## Exercise brief
Output all the data exactly. Pictures do not belong in the copy.

## Dataset entries on figures
###

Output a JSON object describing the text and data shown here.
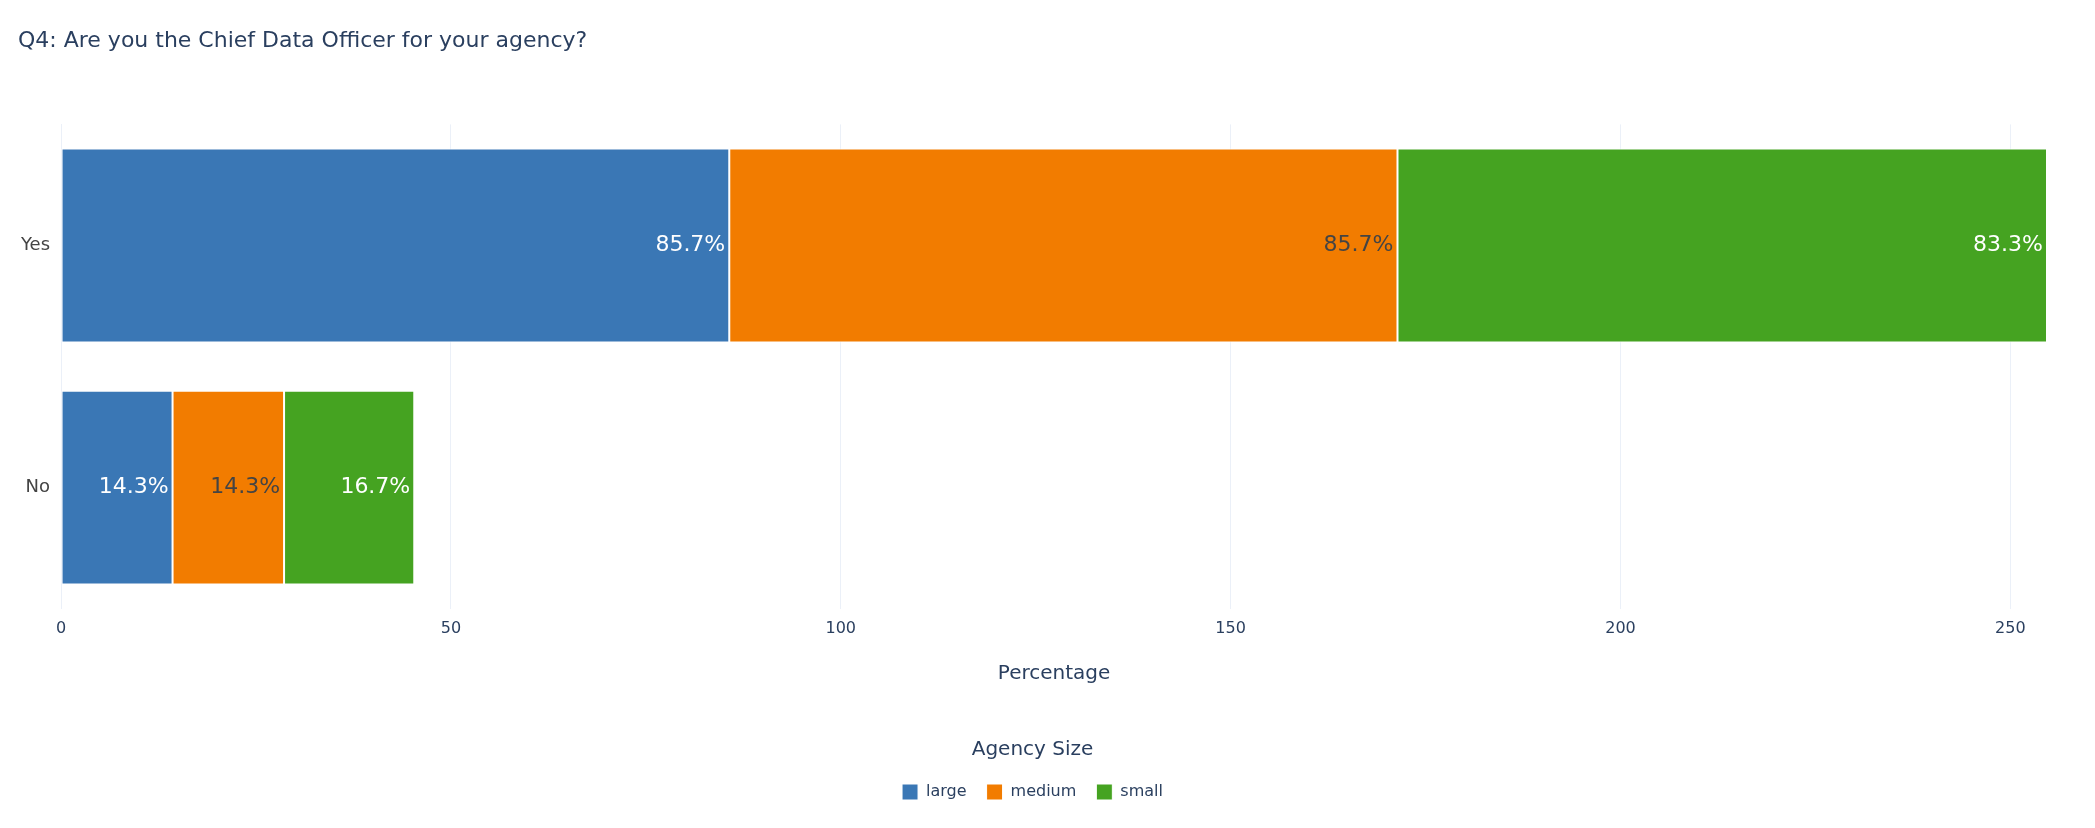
{
  "chart_data": {
    "type": "bar",
    "orientation": "horizontal",
    "stacked": true,
    "title": "Q4: Are you the Chief Data Officer for your agency?",
    "xlabel": "Percentage",
    "legend_title": "Agency Size",
    "legend": "bottom",
    "grid": "x",
    "categories": [
      "Yes",
      "No"
    ],
    "series": [
      {
        "name": "large",
        "color": "#3a77b5",
        "values": [
          85.7,
          14.3
        ],
        "value_labels": [
          "85.7%",
          "14.3%"
        ]
      },
      {
        "name": "medium",
        "color": "#f27c00",
        "values": [
          85.7,
          14.3
        ],
        "value_labels": [
          "85.7%",
          "14.3%"
        ]
      },
      {
        "name": "small",
        "color": "#45a321",
        "values": [
          83.3,
          16.7
        ],
        "value_labels": [
          "83.3%",
          "16.7%"
        ]
      }
    ],
    "xlim": [
      0,
      254.7
    ],
    "xticks": [
      0,
      50,
      100,
      150,
      200,
      250
    ]
  }
}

###

## Solution to this exercise
Output a JSON object describing the text and data shown here.
{
  "chart_data": {
    "type": "bar",
    "orientation": "horizontal",
    "stacked": true,
    "title": "Q4: Are you the Chief Data Officer for your agency?",
    "xlabel": "Percentage",
    "legend_title": "Agency Size",
    "legend": "bottom",
    "grid": "x",
    "categories": [
      "Yes",
      "No"
    ],
    "series": [
      {
        "name": "large",
        "color": "#3a77b5",
        "values": [
          85.7,
          14.3
        ],
        "value_labels": [
          "85.7%",
          "14.3%"
        ]
      },
      {
        "name": "medium",
        "color": "#f27c00",
        "values": [
          85.7,
          14.3
        ],
        "value_labels": [
          "85.7%",
          "14.3%"
        ]
      },
      {
        "name": "small",
        "color": "#45a321",
        "values": [
          83.3,
          16.7
        ],
        "value_labels": [
          "83.3%",
          "16.7%"
        ]
      }
    ],
    "xlim": [
      0,
      254.7
    ],
    "xticks": [
      0,
      50,
      100,
      150,
      200,
      250
    ]
  }
}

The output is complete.